■ **Given request**
Consider the records below. How many of their lines include the word "cube"? State the number and nothing else.

■ **Given data**
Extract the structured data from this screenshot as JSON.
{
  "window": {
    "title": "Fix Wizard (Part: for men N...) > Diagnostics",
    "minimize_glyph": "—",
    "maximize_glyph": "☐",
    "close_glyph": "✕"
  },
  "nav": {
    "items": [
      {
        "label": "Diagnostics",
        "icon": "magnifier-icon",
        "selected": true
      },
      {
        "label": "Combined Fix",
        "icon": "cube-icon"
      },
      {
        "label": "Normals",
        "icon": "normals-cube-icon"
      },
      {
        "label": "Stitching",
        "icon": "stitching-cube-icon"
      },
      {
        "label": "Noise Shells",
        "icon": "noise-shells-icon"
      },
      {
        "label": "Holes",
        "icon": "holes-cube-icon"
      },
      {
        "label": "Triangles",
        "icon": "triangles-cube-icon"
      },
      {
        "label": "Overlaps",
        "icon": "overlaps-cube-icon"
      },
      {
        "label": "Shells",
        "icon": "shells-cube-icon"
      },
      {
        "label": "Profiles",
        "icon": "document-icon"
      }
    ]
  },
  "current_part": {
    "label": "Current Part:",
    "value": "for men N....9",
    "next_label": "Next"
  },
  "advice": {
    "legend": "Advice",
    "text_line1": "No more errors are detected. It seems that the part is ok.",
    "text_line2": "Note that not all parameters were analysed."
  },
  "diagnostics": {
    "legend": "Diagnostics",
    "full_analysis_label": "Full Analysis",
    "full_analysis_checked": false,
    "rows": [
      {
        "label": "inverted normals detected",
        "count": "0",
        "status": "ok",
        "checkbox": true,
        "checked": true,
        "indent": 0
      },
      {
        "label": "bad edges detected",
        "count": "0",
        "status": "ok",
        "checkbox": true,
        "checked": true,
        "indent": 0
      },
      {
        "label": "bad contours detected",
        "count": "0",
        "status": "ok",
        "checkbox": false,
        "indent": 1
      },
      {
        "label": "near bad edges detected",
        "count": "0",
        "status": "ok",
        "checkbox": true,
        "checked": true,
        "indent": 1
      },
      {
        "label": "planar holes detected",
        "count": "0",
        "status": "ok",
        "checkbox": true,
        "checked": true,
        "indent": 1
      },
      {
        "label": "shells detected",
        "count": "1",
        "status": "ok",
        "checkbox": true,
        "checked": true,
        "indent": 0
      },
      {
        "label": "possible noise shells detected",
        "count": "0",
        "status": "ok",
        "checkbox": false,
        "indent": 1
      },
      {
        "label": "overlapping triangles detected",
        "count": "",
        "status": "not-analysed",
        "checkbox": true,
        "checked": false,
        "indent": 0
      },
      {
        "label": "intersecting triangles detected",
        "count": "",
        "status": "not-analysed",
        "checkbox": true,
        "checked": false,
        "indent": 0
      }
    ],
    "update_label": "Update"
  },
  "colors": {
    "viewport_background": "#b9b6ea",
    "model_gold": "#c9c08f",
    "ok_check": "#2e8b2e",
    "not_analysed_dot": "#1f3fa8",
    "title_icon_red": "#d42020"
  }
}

■ **Reply to the task**
7